Reproduce the entries shown below only from the line with "Extract all the data from this chart as JSON." down to the line with "Extract the structured", keeping both end lines and copying each one exactly.

•••••

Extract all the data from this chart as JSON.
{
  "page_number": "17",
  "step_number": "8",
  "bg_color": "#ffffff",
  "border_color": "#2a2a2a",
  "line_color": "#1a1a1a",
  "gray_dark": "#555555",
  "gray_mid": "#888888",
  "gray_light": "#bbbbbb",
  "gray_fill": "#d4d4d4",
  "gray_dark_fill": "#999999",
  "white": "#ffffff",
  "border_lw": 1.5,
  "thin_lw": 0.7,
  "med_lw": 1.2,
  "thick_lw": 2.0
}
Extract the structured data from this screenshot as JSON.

•••••

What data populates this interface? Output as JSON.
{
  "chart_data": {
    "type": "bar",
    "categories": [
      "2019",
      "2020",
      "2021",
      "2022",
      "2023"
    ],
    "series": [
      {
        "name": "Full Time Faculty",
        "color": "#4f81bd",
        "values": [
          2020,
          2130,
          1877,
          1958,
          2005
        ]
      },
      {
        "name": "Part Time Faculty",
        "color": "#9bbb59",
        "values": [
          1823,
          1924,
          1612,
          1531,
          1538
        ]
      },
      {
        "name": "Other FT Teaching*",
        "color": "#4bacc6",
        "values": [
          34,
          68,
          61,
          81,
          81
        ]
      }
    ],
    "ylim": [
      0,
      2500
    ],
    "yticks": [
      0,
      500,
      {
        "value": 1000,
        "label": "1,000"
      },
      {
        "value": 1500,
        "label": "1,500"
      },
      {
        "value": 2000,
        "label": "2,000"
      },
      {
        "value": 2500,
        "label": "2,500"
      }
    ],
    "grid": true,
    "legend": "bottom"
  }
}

•••••

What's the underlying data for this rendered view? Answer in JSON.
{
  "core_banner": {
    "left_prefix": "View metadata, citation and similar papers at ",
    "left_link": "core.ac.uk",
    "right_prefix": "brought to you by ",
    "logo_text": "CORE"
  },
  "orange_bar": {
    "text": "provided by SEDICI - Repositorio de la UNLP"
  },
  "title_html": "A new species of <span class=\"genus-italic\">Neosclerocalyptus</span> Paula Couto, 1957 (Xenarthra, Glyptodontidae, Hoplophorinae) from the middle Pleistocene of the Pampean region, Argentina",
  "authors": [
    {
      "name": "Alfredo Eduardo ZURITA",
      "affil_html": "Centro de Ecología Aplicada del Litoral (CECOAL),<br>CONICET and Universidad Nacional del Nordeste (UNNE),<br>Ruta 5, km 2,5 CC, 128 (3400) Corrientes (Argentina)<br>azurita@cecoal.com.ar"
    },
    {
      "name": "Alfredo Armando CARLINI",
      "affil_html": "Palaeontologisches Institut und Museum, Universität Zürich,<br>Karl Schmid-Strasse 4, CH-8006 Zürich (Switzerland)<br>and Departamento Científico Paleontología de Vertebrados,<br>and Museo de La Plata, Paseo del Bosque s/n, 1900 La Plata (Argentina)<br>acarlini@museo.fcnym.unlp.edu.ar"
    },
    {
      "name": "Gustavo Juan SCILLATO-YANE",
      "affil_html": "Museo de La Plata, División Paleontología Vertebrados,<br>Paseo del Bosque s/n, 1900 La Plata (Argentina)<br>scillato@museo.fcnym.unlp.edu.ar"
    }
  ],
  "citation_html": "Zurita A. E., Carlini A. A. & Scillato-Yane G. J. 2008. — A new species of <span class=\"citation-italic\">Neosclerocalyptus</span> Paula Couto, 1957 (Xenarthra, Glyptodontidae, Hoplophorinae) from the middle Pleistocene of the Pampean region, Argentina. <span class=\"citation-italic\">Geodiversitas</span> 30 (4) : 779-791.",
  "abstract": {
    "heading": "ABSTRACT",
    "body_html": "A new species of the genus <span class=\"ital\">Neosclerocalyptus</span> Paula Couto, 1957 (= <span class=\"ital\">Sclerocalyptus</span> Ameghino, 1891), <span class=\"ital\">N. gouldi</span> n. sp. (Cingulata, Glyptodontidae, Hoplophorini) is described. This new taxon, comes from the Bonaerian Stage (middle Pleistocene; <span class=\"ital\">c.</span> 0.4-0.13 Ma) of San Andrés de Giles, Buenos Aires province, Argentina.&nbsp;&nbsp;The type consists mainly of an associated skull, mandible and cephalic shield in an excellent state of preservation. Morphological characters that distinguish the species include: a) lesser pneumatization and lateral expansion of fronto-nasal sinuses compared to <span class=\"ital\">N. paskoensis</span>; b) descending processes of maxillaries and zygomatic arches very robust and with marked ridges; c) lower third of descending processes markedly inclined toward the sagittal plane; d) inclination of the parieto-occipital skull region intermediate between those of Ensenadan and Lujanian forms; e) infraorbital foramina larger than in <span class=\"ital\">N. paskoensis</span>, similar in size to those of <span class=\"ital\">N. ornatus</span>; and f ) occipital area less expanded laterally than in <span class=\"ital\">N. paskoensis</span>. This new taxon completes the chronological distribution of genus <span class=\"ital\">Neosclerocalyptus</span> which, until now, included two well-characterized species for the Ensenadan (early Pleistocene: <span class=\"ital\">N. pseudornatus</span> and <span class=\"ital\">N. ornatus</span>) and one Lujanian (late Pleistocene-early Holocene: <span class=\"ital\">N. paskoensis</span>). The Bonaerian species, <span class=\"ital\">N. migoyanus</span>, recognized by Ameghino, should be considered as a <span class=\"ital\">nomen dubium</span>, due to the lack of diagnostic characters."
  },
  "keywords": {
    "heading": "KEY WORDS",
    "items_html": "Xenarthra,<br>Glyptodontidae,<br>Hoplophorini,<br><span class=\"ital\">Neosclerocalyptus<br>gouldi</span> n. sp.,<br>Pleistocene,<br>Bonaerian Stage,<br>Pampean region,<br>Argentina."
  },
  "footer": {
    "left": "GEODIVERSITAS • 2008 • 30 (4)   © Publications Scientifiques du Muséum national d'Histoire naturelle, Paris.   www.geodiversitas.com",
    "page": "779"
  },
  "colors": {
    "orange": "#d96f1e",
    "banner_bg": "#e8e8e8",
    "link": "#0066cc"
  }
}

•••••

§ **EXERCISE RESULT**
Extract all the data from this chart as JSON.
{
  "page_number": "17",
  "step_number": "8",
  "bg_color": "#ffffff",
  "border_color": "#2a2a2a",
  "line_color": "#1a1a1a",
  "gray_dark": "#555555",
  "gray_mid": "#888888",
  "gray_light": "#bbbbbb",
  "gray_fill": "#d4d4d4",
  "gray_dark_fill": "#999999",
  "white": "#ffffff",
  "border_lw": 1.5,
  "thin_lw": 0.7,
  "med_lw": 1.2,
  "thick_lw": 2.0
}
Extract the structured data from this screenshot as JSON.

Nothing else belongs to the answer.